--- Input for this task ---

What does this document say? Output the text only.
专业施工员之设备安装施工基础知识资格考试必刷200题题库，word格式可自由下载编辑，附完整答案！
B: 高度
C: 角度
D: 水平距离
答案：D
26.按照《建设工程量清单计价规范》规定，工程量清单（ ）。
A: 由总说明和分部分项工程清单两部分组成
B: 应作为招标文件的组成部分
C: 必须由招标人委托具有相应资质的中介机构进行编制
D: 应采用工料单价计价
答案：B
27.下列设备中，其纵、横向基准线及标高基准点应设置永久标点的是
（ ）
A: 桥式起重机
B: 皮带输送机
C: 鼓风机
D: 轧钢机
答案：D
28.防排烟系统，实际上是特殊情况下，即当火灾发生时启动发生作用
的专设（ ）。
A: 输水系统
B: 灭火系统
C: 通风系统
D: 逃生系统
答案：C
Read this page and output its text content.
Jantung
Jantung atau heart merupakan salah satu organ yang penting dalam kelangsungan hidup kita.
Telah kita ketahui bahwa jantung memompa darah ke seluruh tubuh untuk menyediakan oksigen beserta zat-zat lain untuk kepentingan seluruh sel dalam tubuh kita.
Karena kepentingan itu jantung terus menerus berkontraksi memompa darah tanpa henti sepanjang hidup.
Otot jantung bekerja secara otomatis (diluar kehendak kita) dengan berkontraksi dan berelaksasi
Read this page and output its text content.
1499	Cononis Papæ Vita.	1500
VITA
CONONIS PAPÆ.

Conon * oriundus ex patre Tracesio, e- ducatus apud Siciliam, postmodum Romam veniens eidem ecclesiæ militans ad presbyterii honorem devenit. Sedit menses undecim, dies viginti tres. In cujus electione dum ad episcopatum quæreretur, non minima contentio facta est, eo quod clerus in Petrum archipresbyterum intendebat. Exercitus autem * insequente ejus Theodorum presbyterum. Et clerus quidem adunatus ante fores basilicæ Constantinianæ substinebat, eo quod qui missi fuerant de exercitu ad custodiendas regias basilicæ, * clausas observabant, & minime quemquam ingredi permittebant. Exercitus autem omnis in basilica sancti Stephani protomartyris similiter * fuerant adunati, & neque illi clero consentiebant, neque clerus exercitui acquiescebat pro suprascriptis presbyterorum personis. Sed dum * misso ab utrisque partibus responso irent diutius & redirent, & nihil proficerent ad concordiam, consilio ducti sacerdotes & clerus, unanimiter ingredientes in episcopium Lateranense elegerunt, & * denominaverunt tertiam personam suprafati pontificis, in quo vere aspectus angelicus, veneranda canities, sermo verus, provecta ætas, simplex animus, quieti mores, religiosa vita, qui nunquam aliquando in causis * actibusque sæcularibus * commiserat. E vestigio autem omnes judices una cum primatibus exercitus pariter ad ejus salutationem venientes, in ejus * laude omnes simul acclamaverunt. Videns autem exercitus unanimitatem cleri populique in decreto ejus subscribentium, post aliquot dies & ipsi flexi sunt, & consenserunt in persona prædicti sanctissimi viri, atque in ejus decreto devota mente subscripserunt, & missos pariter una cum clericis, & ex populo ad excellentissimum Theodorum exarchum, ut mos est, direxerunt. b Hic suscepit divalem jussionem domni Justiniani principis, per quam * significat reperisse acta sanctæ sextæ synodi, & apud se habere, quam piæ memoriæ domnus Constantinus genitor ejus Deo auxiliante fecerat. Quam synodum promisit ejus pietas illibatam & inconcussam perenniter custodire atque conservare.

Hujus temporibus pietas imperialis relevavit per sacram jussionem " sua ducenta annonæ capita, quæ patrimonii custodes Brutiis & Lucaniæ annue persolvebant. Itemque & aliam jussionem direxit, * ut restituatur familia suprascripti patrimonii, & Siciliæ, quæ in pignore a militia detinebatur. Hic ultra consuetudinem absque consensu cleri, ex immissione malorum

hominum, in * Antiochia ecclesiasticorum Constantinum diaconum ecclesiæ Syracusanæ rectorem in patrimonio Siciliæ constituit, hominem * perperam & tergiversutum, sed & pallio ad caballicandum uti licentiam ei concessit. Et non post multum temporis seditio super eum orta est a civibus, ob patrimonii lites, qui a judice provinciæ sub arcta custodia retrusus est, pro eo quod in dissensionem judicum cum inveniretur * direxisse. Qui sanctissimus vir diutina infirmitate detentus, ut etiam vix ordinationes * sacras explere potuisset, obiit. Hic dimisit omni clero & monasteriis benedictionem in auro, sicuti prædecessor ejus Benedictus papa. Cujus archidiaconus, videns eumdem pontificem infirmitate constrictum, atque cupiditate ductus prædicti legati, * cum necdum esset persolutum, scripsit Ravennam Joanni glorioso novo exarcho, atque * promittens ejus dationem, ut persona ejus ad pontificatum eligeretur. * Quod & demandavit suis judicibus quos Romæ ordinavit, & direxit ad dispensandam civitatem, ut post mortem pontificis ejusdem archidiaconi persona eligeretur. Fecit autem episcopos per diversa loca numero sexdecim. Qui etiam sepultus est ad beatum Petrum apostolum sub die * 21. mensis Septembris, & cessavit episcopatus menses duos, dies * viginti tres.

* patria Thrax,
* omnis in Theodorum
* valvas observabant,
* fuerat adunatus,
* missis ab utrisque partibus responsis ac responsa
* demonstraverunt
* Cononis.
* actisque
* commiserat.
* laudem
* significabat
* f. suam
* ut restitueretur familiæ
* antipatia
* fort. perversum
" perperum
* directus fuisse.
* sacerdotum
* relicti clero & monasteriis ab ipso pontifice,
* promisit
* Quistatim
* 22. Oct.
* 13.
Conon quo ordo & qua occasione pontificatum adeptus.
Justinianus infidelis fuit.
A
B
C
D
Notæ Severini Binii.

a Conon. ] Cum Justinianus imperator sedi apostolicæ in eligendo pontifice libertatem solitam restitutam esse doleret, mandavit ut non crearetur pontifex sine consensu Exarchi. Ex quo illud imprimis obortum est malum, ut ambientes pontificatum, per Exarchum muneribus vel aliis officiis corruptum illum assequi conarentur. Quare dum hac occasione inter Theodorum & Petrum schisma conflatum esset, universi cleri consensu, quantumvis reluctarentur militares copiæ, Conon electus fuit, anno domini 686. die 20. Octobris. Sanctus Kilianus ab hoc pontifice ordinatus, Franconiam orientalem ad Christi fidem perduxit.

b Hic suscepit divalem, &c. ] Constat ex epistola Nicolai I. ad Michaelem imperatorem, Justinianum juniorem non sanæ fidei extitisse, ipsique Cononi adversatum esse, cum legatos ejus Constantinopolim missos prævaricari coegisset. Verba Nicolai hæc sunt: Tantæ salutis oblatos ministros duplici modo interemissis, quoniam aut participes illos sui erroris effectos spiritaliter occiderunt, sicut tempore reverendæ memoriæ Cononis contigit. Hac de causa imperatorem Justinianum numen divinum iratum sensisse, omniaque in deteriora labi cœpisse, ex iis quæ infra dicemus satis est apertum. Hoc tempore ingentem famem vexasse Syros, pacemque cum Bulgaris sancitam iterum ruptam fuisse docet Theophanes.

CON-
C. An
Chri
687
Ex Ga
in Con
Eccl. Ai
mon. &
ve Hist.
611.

---

## Goal of the exercise
Write out every entry again exactly, please, with nothing missing.

## Correct answer
What does this document say? Output the text only.
专业施工员之设备安装施工基础知识资格考试必刷200题题库，word格式可自由下载编辑，附完整答案！
B: 高度
C: 角度
D: 水平距离
答案：D
26.按照《建设工程量清单计价规范》规定，工程量清单（ ）。
A: 由总说明和分部分项工程清单两部分组成
B: 应作为招标文件的组成部分
C: 必须由招标人委托具有相应资质的中介机构进行编制
D: 应采用工料单价计价
答案：B
27.下列设备中，其纵、横向基准线及标高基准点应设置永久标点的是
（ ）
A: 桥式起重机
B: 皮带输送机
C: 鼓风机
D: 轧钢机
答案：D
28.防排烟系统，实际上是特殊情况下，即当火灾发生时启动发生作用
的专设（ ）。
A: 输水系统
B: 灭火系统
C: 通风系统
D: 逃生系统
答案：C
Read this page and output its text content.
Jantung
Jantung atau heart merupakan salah satu organ yang penting dalam kelangsungan hidup kita.
Telah kita ketahui bahwa jantung memompa darah ke seluruh tubuh untuk menyediakan oksigen beserta zat-zat lain untuk kepentingan seluruh sel dalam tubuh kita.
Karena kepentingan itu jantung terus menerus berkontraksi memompa darah tanpa henti sepanjang hidup.
Otot jantung bekerja secara otomatis (diluar kehendak kita) dengan berkontraksi dan berelaksasi
Read this page and output its text content.
1499	Cononis Papæ Vita.	1500
VITA
CONONIS PAPÆ.

Conon * oriundus ex patre Tracesio, e- ducatus apud Siciliam, postmodum Romam veniens eidem ecclesiæ militans ad presbyterii honorem devenit. Sedit menses undecim, dies viginti tres. In cujus electione dum ad episcopatum quæreretur, non minima contentio facta est, eo quod clerus in Petrum archipresbyterum intendebat. Exercitus autem * insequente ejus Theodorum presbyterum. Et clerus quidem adunatus ante fores basilicæ Constantinianæ substinebat, eo quod qui missi fuerant de exercitu ad custodiendas regias basilicæ, * clausas observabant, & minime quemquam ingredi permittebant. Exercitus autem omnis in basilica sancti Stephani protomartyris similiter * fuerant adunati, & neque illi clero consentiebant, neque clerus exercitui acquiescebat pro suprascriptis presbyterorum personis. Sed dum * misso ab utrisque partibus responso irent diutius & redirent, & nihil proficerent ad concordiam, consilio ducti sacerdotes & clerus, unanimiter ingredientes in episcopium Lateranense elegerunt, & * denominaverunt tertiam personam suprafati pontificis, in quo vere aspectus angelicus, veneranda canities, sermo verus, provecta ætas, simplex animus, quieti mores, religiosa vita, qui nunquam aliquando in causis * actibusque sæcularibus * commiserat. E vestigio autem omnes judices una cum primatibus exercitus pariter ad ejus salutationem venientes, in ejus * laude omnes simul acclamaverunt. Videns autem exercitus unanimitatem cleri populique in decreto ejus subscribentium, post aliquot dies & ipsi flexi sunt, & consenserunt in persona prædicti sanctissimi viri, atque in ejus decreto devota mente subscripserunt, & missos pariter una cum clericis, & ex populo ad excellentissimum Theodorum exarchum, ut mos est, direxerunt. b Hic suscepit divalem jussionem domni Justiniani principis, per quam * significat reperisse acta sanctæ sextæ synodi, & apud se habere, quam piæ memoriæ domnus Constantinus genitor ejus Deo auxiliante fecerat. Quam synodum promisit ejus pietas illibatam & inconcussam perenniter custodire atque conservare.

Hujus temporibus pietas imperialis relevavit per sacram jussionem " sua ducenta annonæ capita, quæ patrimonii custodes Brutiis & Lucaniæ annue persolvebant. Itemque & aliam jussionem direxit, * ut restituatur familia suprascripti patrimonii, & Siciliæ, quæ in pignore a militia detinebatur. Hic ultra consuetudinem absque consensu cleri, ex immissione malorum

hominum, in * Antiochia ecclesiasticorum Constantinum diaconum ecclesiæ Syracusanæ rectorem in patrimonio Siciliæ constituit, hominem * perperam & tergiversutum, sed & pallio ad caballicandum uti licentiam ei concessit. Et non post multum temporis seditio super eum orta est a civibus, ob patrimonii lites, qui a judice provinciæ sub arcta custodia retrusus est, pro eo quod in dissensionem judicum cum inveniretur * direxisse. Qui sanctissimus vir diutina infirmitate detentus, ut etiam vix ordinationes * sacras explere potuisset, obiit. Hic dimisit omni clero & monasteriis benedictionem in auro, sicuti prædecessor ejus Benedictus papa. Cujus archidiaconus, videns eumdem pontificem infirmitate constrictum, atque cupiditate ductus prædicti legati, * cum necdum esset persolutum, scripsit Ravennam Joanni glorioso novo exarcho, atque * promittens ejus dationem, ut persona ejus ad pontificatum eligeretur. * Quod & demandavit suis judicibus quos Romæ ordinavit, & direxit ad dispensandam civitatem, ut post mortem pontificis ejusdem archidiaconi persona eligeretur. Fecit autem episcopos per diversa loca numero sexdecim. Qui etiam sepultus est ad beatum Petrum apostolum sub die * 21. mensis Septembris, & cessavit episcopatus menses duos, dies * viginti tres.

* patria Thrax,
* omnis in Theodorum
* valvas observabant,
* fuerat adunatus,
* missis ab utrisque partibus responsis ac responsa
* demonstraverunt
* Cononis.
* actisque
* commiserat.
* laudem
* significabat
* f. suam
* ut restitueretur familiæ
* antipatia
* fort. perversum
" perperum
* directus fuisse.
* sacerdotum
* relicti clero & monasteriis ab ipso pontifice,
* promisit
* Quistatim
* 22. Oct.
* 13.
Conon quo ordo & qua occasione pontificatum adeptus.
Justinianus infidelis fuit.
A
B
C
D
Notæ Severini Binii.

a Conon. ] Cum Justinianus imperator sedi apostolicæ in eligendo pontifice libertatem solitam restitutam esse doleret, mandavit ut non crearetur pontifex sine consensu Exarchi. Ex quo illud imprimis obortum est malum, ut ambientes pontificatum, per Exarchum muneribus vel aliis officiis corruptum illum assequi conarentur. Quare dum hac occasione inter Theodorum & Petrum schisma conflatum esset, universi cleri consensu, quantumvis reluctarentur militares copiæ, Conon electus fuit, anno domini 686. die 20. Octobris. Sanctus Kilianus ab hoc pontifice ordinatus, Franconiam orientalem ad Christi fidem perduxit.

b Hic suscepit divalem, &c. ] Constat ex epistola Nicolai I. ad Michaelem imperatorem, Justinianum juniorem non sanæ fidei extitisse, ipsique Cononi adversatum esse, cum legatos ejus Constantinopolim missos prævaricari coegisset. Verba Nicolai hæc sunt: Tantæ salutis oblatos ministros duplici modo interemissis, quoniam aut participes illos sui erroris effectos spiritaliter occiderunt, sicut tempore reverendæ memoriæ Cononis contigit. Hac de causa imperatorem Justinianum numen divinum iratum sensisse, omniaque in deteriora labi cœpisse, ex iis quæ infra dicemus satis est apertum. Hoc tempore ingentem famem vexasse Syros, pacemque cum Bulgaris sancitam iterum ruptam fuisse docet Theophanes.

CON-
C. An
Chri
687
Ex Ga
in Con
Eccl. Ai
mon. &
ve Hist.
611.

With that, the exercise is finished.